Stated problem: Every record that follows must be duplicated exactly, with images left out.

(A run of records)
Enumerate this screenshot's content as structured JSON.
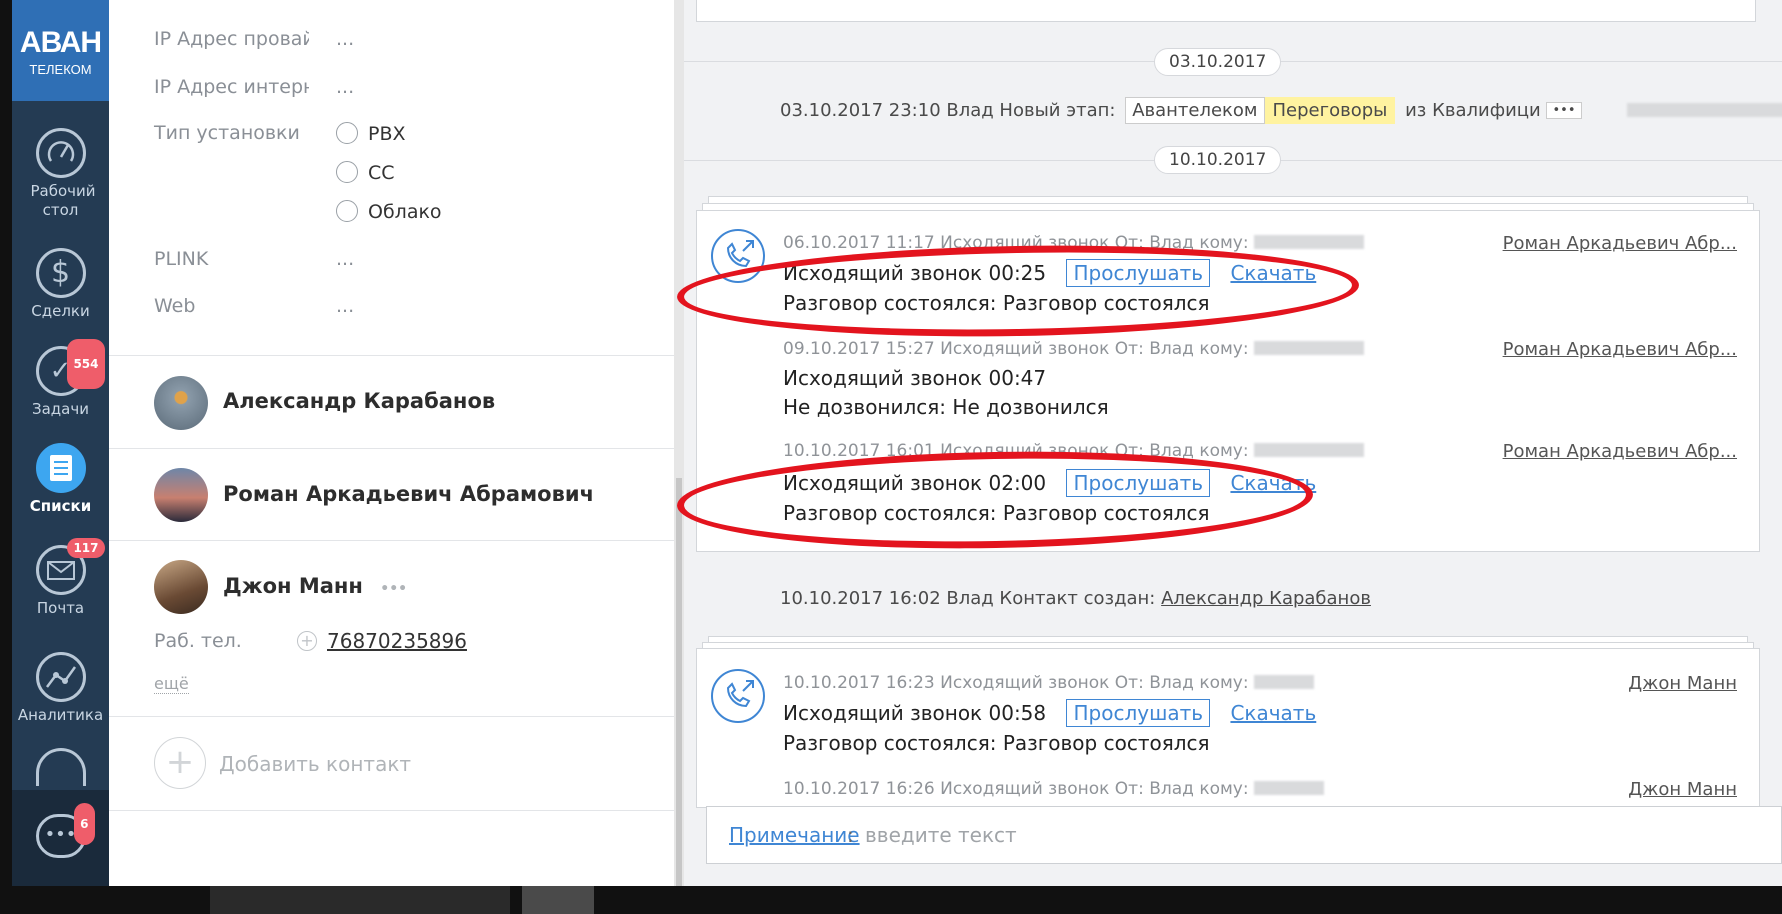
{
  "logo": {
    "line1": "АВАН",
    "line2": "ТЕЛЕКОМ"
  },
  "nav": [
    {
      "label": "Рабочий стол",
      "icon": "speedometer-icon"
    },
    {
      "label": "Сделки",
      "icon": "dollar-icon"
    },
    {
      "label": "Задачи",
      "icon": "checkmark-icon",
      "badge": "554"
    },
    {
      "label": "Списки",
      "icon": "list-icon",
      "active": true
    },
    {
      "label": "Почта",
      "icon": "mail-icon",
      "badge": "117"
    },
    {
      "label": "Аналитика",
      "icon": "analytics-icon"
    }
  ],
  "chat_badge": "6",
  "fields": {
    "ip_provider_label": "IP Адрес провай",
    "ip_provider_value": "...",
    "ip_internet_label": "IP Адрес интерн",
    "ip_internet_value": "...",
    "install_type_label": "Тип установки",
    "install_options": [
      "PBX",
      "CC",
      "Облако"
    ],
    "plink_label": "PLINK",
    "plink_value": "...",
    "web_label": "Web",
    "web_value": "..."
  },
  "contacts": [
    {
      "name": "Александр  Карабанов"
    },
    {
      "name": "Роман Аркадьевич Абрамович"
    },
    {
      "name": "Джон Манн",
      "more": "•••",
      "phone_label": "Раб. тел.",
      "phone": "76870235896",
      "more_link": "ещё"
    }
  ],
  "add_contact": "Добавить контакт",
  "timeline": {
    "date1": "03.10.2017",
    "stage_event": {
      "prefix": "03.10.2017 23:10 Влад Новый этап:",
      "tag1": "Авантелеком",
      "tag2": "Переговоры",
      "suffix": "из Квалифици",
      "more": "•••"
    },
    "date2": "10.10.2017",
    "card1": [
      {
        "meta": "06.10.2017 11:17 Исходящий звонок От: Влад кому:",
        "call": "Исходящий звонок 00:25",
        "listen": "Прослушать",
        "download": "Скачать",
        "result": "Разговор состоялся: Разговор состоялся",
        "person": "Роман Аркадьевич Абр..."
      },
      {
        "meta": "09.10.2017 15:27 Исходящий звонок От: Влад кому:",
        "call": "Исходящий звонок 00:47",
        "result": "Не дозвонился: Не дозвонился",
        "person": "Роман Аркадьевич Абр..."
      },
      {
        "meta": "10.10.2017 16:01 Исходящий звонок От: Влад кому:",
        "call": "Исходящий звонок 02:00",
        "listen": "Прослушать",
        "download": "Скачать",
        "result": "Разговор состоялся: Разговор состоялся",
        "person": "Роман Аркадьевич Абр..."
      }
    ],
    "contact_created": {
      "text": "10.10.2017 16:02 Влад Контакт создан:",
      "link": "Александр Карабанов"
    },
    "card2": [
      {
        "meta": "10.10.2017 16:23 Исходящий звонок От: Влад кому:",
        "call": "Исходящий звонок 00:58",
        "listen": "Прослушать",
        "download": "Скачать",
        "result": "Разговор состоялся: Разговор состоялся",
        "person": "Джон Манн"
      },
      {
        "meta": "10.10.2017 16:26 Исходящий звонок От: Влад кому:",
        "person": "Джон Манн"
      }
    ]
  },
  "note": {
    "label": "Примечание",
    "placeholder": "введите текст"
  },
  "colors": {
    "accent": "#3f86d4",
    "highlight_ellipse": "#e3141e",
    "nav_bg": "#243b53"
  }
}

Response to this task:
Enumerate this screenshot's content as structured JSON.
{
  "logo": {
    "line1": "АВАН",
    "line2": "ТЕЛЕКОМ"
  },
  "nav": [
    {
      "label": "Рабочий стол",
      "icon": "speedometer-icon"
    },
    {
      "label": "Сделки",
      "icon": "dollar-icon"
    },
    {
      "label": "Задачи",
      "icon": "checkmark-icon",
      "badge": "554"
    },
    {
      "label": "Списки",
      "icon": "list-icon",
      "active": true
    },
    {
      "label": "Почта",
      "icon": "mail-icon",
      "badge": "117"
    },
    {
      "label": "Аналитика",
      "icon": "analytics-icon"
    }
  ],
  "chat_badge": "6",
  "fields": {
    "ip_provider_label": "IP Адрес провай",
    "ip_provider_value": "...",
    "ip_internet_label": "IP Адрес интерн",
    "ip_internet_value": "...",
    "install_type_label": "Тип установки",
    "install_options": [
      "PBX",
      "CC",
      "Облако"
    ],
    "plink_label": "PLINK",
    "plink_value": "...",
    "web_label": "Web",
    "web_value": "..."
  },
  "contacts": [
    {
      "name": "Александр  Карабанов"
    },
    {
      "name": "Роман Аркадьевич Абрамович"
    },
    {
      "name": "Джон Манн",
      "more": "•••",
      "phone_label": "Раб. тел.",
      "phone": "76870235896",
      "more_link": "ещё"
    }
  ],
  "add_contact": "Добавить контакт",
  "timeline": {
    "date1": "03.10.2017",
    "stage_event": {
      "prefix": "03.10.2017 23:10 Влад Новый этап:",
      "tag1": "Авантелеком",
      "tag2": "Переговоры",
      "suffix": "из Квалифици",
      "more": "•••"
    },
    "date2": "10.10.2017",
    "card1": [
      {
        "meta": "06.10.2017 11:17 Исходящий звонок От: Влад кому:",
        "call": "Исходящий звонок 00:25",
        "listen": "Прослушать",
        "download": "Скачать",
        "result": "Разговор состоялся: Разговор состоялся",
        "person": "Роман Аркадьевич Абр..."
      },
      {
        "meta": "09.10.2017 15:27 Исходящий звонок От: Влад кому:",
        "call": "Исходящий звонок 00:47",
        "result": "Не дозвонился: Не дозвонился",
        "person": "Роман Аркадьевич Абр..."
      },
      {
        "meta": "10.10.2017 16:01 Исходящий звонок От: Влад кому:",
        "call": "Исходящий звонок 02:00",
        "listen": "Прослушать",
        "download": "Скачать",
        "result": "Разговор состоялся: Разговор состоялся",
        "person": "Роман Аркадьевич Абр..."
      }
    ],
    "contact_created": {
      "text": "10.10.2017 16:02 Влад Контакт создан:",
      "link": "Александр Карабанов"
    },
    "card2": [
      {
        "meta": "10.10.2017 16:23 Исходящий звонок От: Влад кому:",
        "call": "Исходящий звонок 00:58",
        "listen": "Прослушать",
        "download": "Скачать",
        "result": "Разговор состоялся: Разговор состоялся",
        "person": "Джон Манн"
      },
      {
        "meta": "10.10.2017 16:26 Исходящий звонок От: Влад кому:",
        "person": "Джон Манн"
      }
    ]
  },
  "note": {
    "label": "Примечание",
    "placeholder": "введите текст"
  },
  "colors": {
    "accent": "#3f86d4",
    "highlight_ellipse": "#e3141e",
    "nav_bg": "#243b53"
  }
}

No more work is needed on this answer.